THE EXERCISE >> From the listing below, return each line that includes "year".

DATA SHOWN >>
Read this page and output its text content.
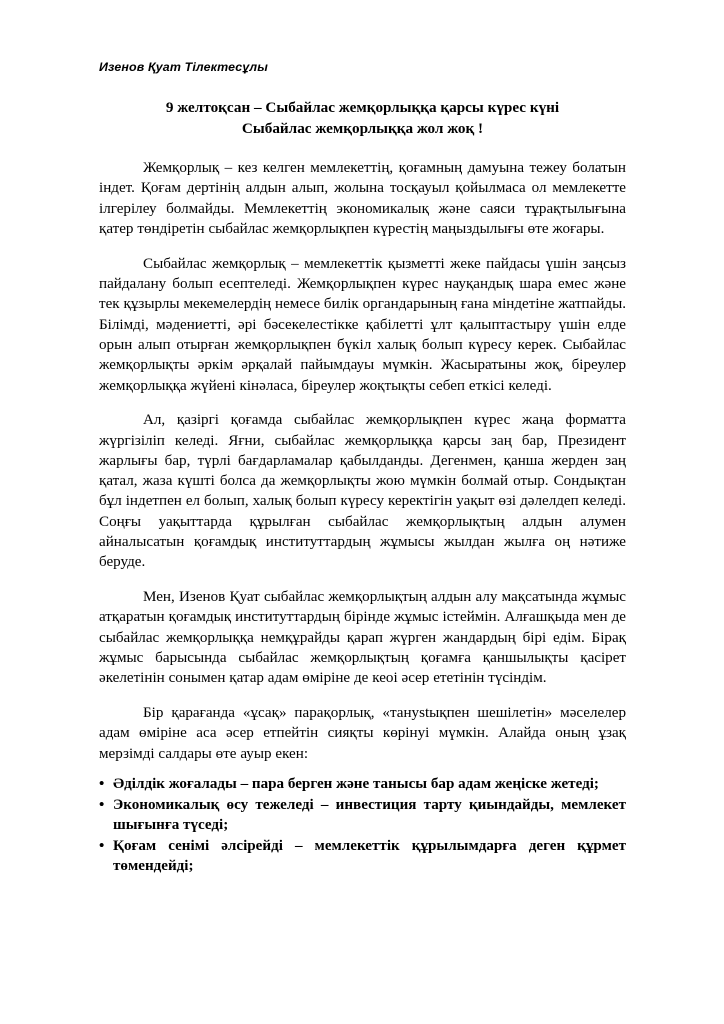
Изенов Қуат Тілектесұлы
9 желтоқсан – Сыбайлас жемқорлыққа қарсы күрес күні
Сыбайлас жемқорлыққа жол жоқ !

Жемқорлық – кез келген мемлекеттің, қоғамның дамуына тежеу болатын індет. Қоғам дертінің алдын алып, жолына тосқауыл қойылмаса ол мемлекетте ілгерілеу болмайды. Мемлекеттің экономикалық және саяси тұрақтылығына қатер төндіретін сыбайлас жемқорлықпен күрестің маңыздылығы өте жоғары.

Сыбайлас жемқорлық – мемлекеттік қызметті жеке пайдасы үшін заңсыз пайдалану болып есептеледі. Жемқорлықпен күрес науқандық шара емес және тек құзырлы мекемелердің немесе билік органдарының ғана міндетіне жатпайды. Білімді, мәдениетті, әрі бәсекелестікке қабілетті ұлт қалыптастыру үшін елде орын алып отырған жемқорлықпен бүкіл халық болып күресу керек. Сыбайлас жемқорлықты әркім әрқалай пайымдауы мүмкін. Жасыратыны жоқ, біреулер жемқорлыққа жүйені кінәласа, біреулер жоқтықты себеп еткісі келеді.

Ал, қазіргі қоғамда сыбайлас жемқорлықпен күрес жаңа форматта жүргізіліп келеді. Яғни, сыбайлас жемқорлыққа қарсы заң бар, Президент жарлығы бар, түрлі бағдарламалар қабылданды. Дегенмен, қанша жерден заң қатал, жаза күшті болса да жемқорлықты жою мүмкін болмай отыр. Сондықтан бұл індетпен ел болып, халық болып күресу керектігін уақыт өзі дәлелдеп келеді. Соңғы уақыттарда құрылған сыбайлас жемқорлықтың алдын алумен айналысатын қоғамдық институттардың жұмысы жылдан жылға оң нәтиже беруде.

Мен, Изенов Қуат сыбайлас жемқорлықтың алдын алу мақсатында жұмыс атқаратын қоғамдық институттардың бірінде жұмыс істеймін. Алғашқыда мен де сыбайлас жемқорлыққа немқұрайды қарап жүрген жандардың бірі едім. Бірақ жұмыс барысында сыбайлас жемқорлықтың қоғамға қаншылықты қасірет әкелетінін сонымен қатар адам өміріне де кеоі әсер ететінін түсіндім.

Бір қарағанда «ұсақ» парақорлық, «танystықпен шешілетін» мәселелер адам өміріне аса әсер етпейтін сияқты көрінуі мүмкін. Алайда оның ұзақ мерзімді салдары өте ауыр екен:

• Әділдік жоғалады – пара берген және танысы бар адам жеңіске жетеді;
• Экономикалық өсу тежеледі – инвестиция тарту қиындайды, мемлекет шығынға түседі;
• Қоғам сенімі әлсірейді – мемлекеттік құрылымдарға деген құрмет төмендейді;
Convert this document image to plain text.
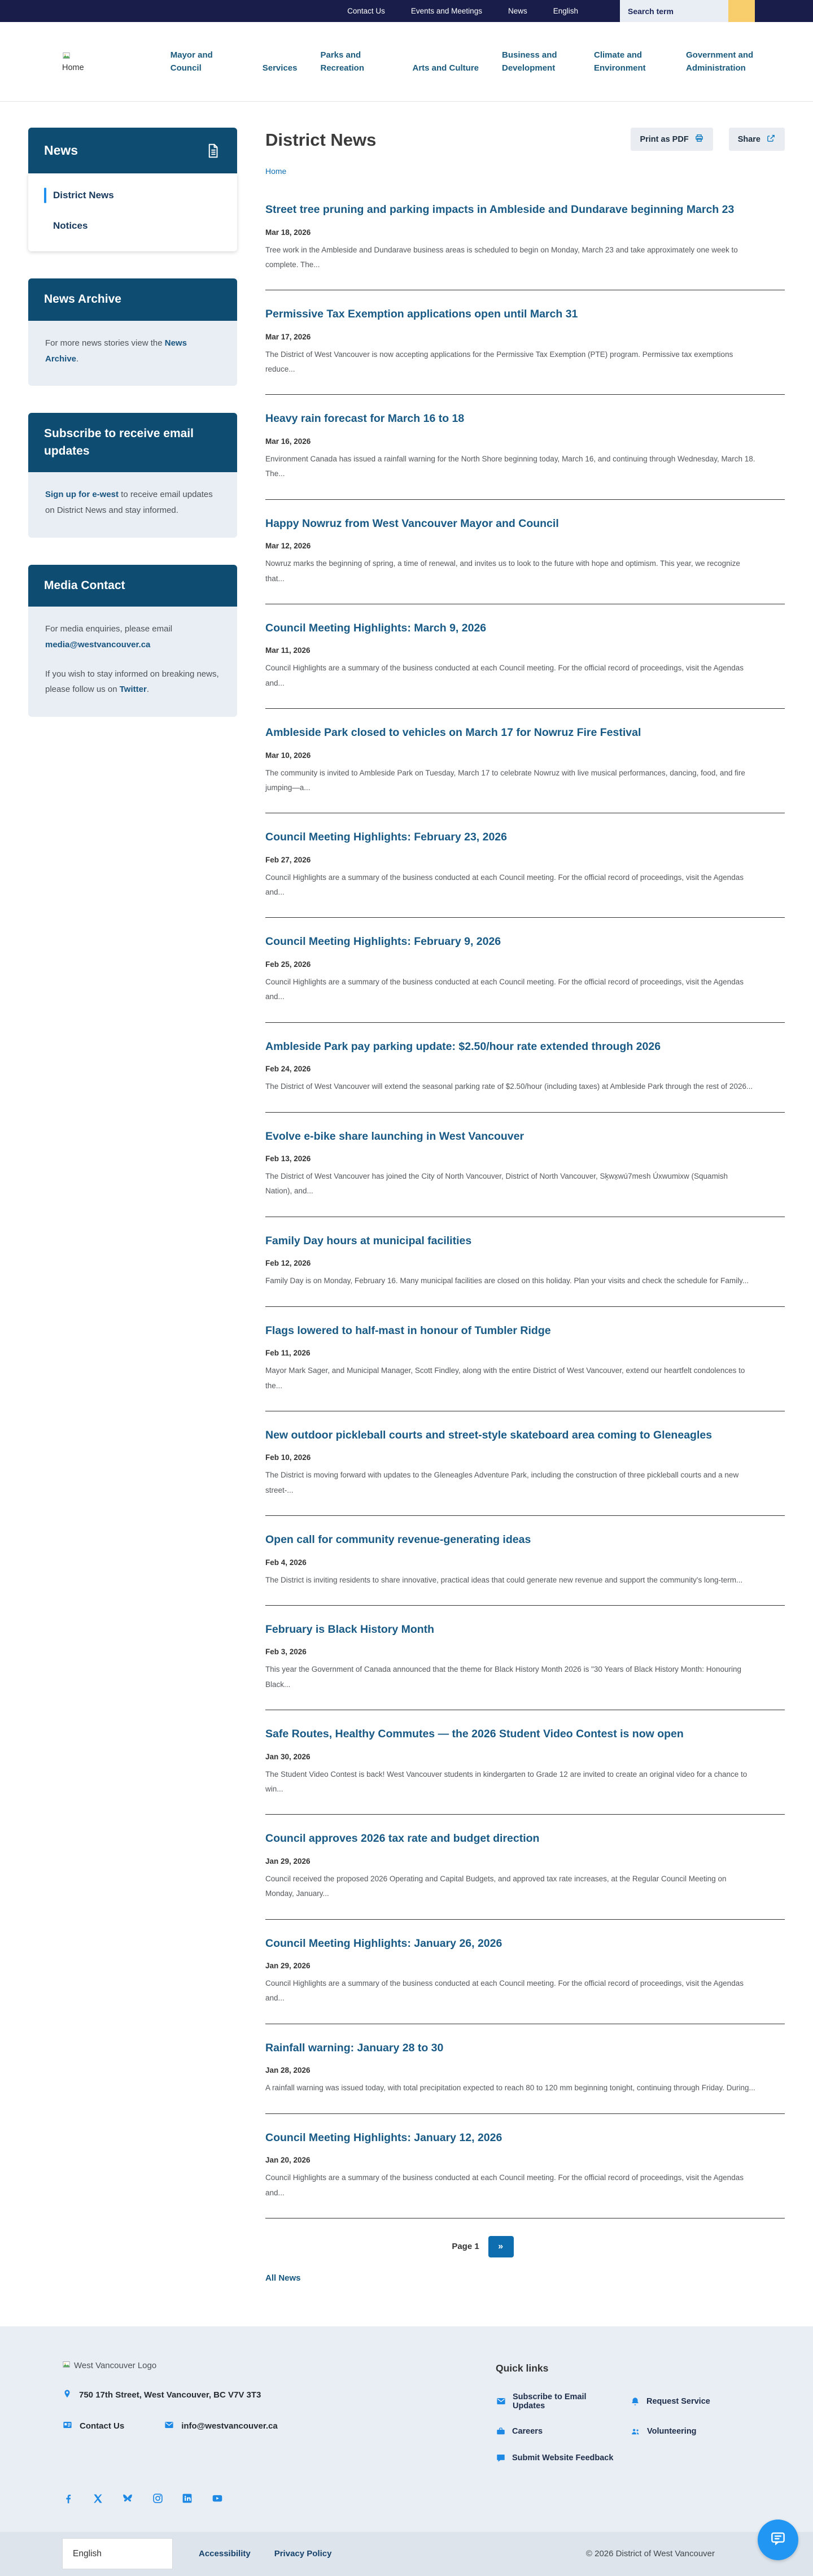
Contact Us	Events and Meetings	News	English
Search term
Home
Mayor and Council	Services
Parks and Recreation	Arts and Culture
Business and Development
Climate and Environment
Government and Administration
News
District News
Notices
News Archive

For more news stories view the News Archive.

Subscribe to receive email updates

Sign up for e-west to receive email updates on District News and stay informed.

Media Contact

For media enquiries, please email media@westvancouver.ca

If you wish to stay informed on breaking news, please follow us on Twitter.

District News	Print as PDF	Share
Home
Street tree pruning and parking impacts in Ambleside and Dundarave beginning March 23
Mar 18, 2026
Tree work in the Ambleside and Dundarave business areas is scheduled to begin on Monday, March 23 and take approximately one week to complete. The...
Permissive Tax Exemption applications open until March 31
Mar 17, 2026
The District of West Vancouver is now accepting applications for the Permissive Tax Exemption (PTE) program. Permissive tax exemptions reduce...
Heavy rain forecast for March 16 to 18
Mar 16, 2026
Environment Canada has issued a rainfall warning for the North Shore beginning today, March 16, and continuing through Wednesday, March 18. The...
Happy Nowruz from West Vancouver Mayor and Council
Mar 12, 2026
Nowruz marks the beginning of spring, a time of renewal, and invites us to look to the future with hope and optimism. This year, we recognize that...
Council Meeting Highlights: March 9, 2026
Mar 11, 2026
Council Highlights are a summary of the business conducted at each Council meeting. For the official record of proceedings, visit the Agendas and...
Ambleside Park closed to vehicles on March 17 for Nowruz Fire Festival
Mar 10, 2026
The community is invited to Ambleside Park on Tuesday, March 17 to celebrate Nowruz with live musical performances, dancing, food, and fire jumping—a...
Council Meeting Highlights: February 23, 2026
Feb 27, 2026
Council Highlights are a summary of the business conducted at each Council meeting. For the official record of proceedings, visit the Agendas and...
Council Meeting Highlights: February 9, 2026
Feb 25, 2026
Council Highlights are a summary of the business conducted at each Council meeting. For the official record of proceedings, visit the Agendas and...
Ambleside Park pay parking update: $2.50/hour rate extended through 2026
Feb 24, 2026
The District of West Vancouver will extend the seasonal parking rate of $2.50/hour (including taxes) at Ambleside Park through the rest of 2026...
Evolve e-bike share launching in West Vancouver
Feb 13, 2026
The District of West Vancouver has joined the City of North Vancouver, District of North Vancouver, Sḵwx̱wú7mesh Úxwumixw (Squamish Nation), and...
Family Day hours at municipal facilities
Feb 12, 2026
Family Day is on Monday, February 16. Many municipal facilities are closed on this holiday. Plan your visits and check the schedule for Family...
Flags lowered to half-mast in honour of Tumbler Ridge
Feb 11, 2026
Mayor Mark Sager, and Municipal Manager, Scott Findley, along with the entire District of West Vancouver, extend our heartfelt condolences to the...
New outdoor pickleball courts and street-style skateboard area coming to Gleneagles
Feb 10, 2026
The District is moving forward with updates to the Gleneagles Adventure Park, including the construction of three pickleball courts and a new street-...
Open call for community revenue-generating ideas
Feb 4, 2026
The District is inviting residents to share innovative, practical ideas that could generate new revenue and support the community's long-term...
February is Black History Month
Feb 3, 2026
This year the Government of Canada announced that the theme for Black History Month 2026 is "30 Years of Black History Month: Honouring Black...
Safe Routes, Healthy Commutes — the 2026 Student Video Contest is now open
Jan 30, 2026
The Student Video Contest is back! West Vancouver students in kindergarten to Grade 12 are invited to create an original video for a chance to win...
Council approves 2026 tax rate and budget direction
Jan 29, 2026
Council received the proposed 2026 Operating and Capital Budgets, and approved tax rate increases, at the Regular Council Meeting on Monday, January...
Council Meeting Highlights: January 26, 2026
Jan 29, 2026
Council Highlights are a summary of the business conducted at each Council meeting. For the official record of proceedings, visit the Agendas and...
Rainfall warning: January 28 to 30
Jan 28, 2026
A rainfall warning was issued today, with total precipitation expected to reach 80 to 120 mm beginning tonight, continuing through Friday. During...
Council Meeting Highlights: January 12, 2026
Jan 20, 2026
Council Highlights are a summary of the business conducted at each Council meeting. For the official record of proceedings, visit the Agendas and...
Page 1	»
All News
West Vancouver Logo
750 17th Street, West Vancouver, BC V7V 3T3
Contact Us	info@westvancouver.ca
Quick links
Subscribe to Email Updates	Request Service
Careers	Volunteering
Submit Website Feedback
English	Accessibility	Privacy Policy	© 2026 District of West Vancouver
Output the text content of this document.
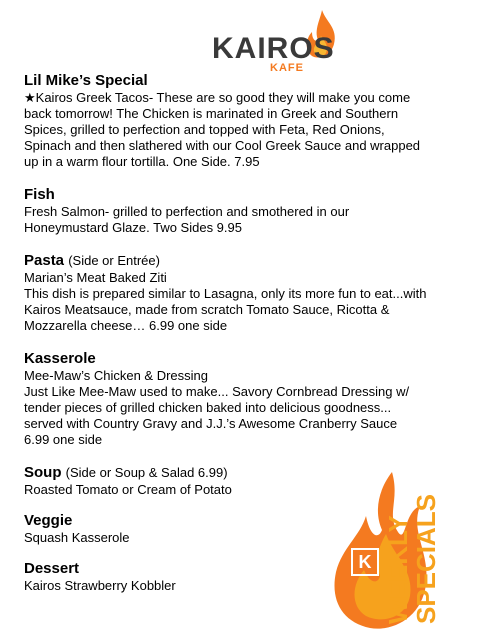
KAIROS
KAFE
Lil Mike’s Special
★Kairos Greek Tacos- These are so good they will make you come
back tomorrow! The Chicken is marinated in Greek and Southern
Spices, grilled to perfection and topped with Feta, Red Onions,
Spinach and then slathered with our Cool Greek Sauce and wrapped
up in a warm flour tortilla. One Side. 7.95
Fish
Fresh Salmon- grilled to perfection and smothered in our
Honeymustard Glaze. Two Sides 9.95
Pasta (Side or Entrée)
Marian’s Meat Baked Ziti
This dish is prepared similar to Lasagna, only its more fun to eat...with
Kairos Meatsauce, made from scratch Tomato Sauce, Ricotta &
Mozzarella cheese… 6.99 one side
Kasserole
Mee-Maw’s Chicken & Dressing
Just Like Mee-Maw used to make... Savory Cornbread Dressing w/
tender pieces of grilled chicken baked into delicious goodness...
served with Country Gravy and J.J.’s Awesome Cranberry Sauce
6.99 one side
Soup (Side or Soup & Salad 6.99)
Roasted Tomato or Cream of Potato
Veggie
Squash Kasserole
Dessert
Kairos Strawberry Kobbler
K WEEKLY
SPECIALS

REPLY >>
Nowruz marks the beginning of spring, a time of renewal, and invites us to look to the future with hope and optimism. This year, we recognize that...
This year the Government of Canada announced that the theme for Black History Month 2026 is "30 Years of Black History Month: Honouring Black...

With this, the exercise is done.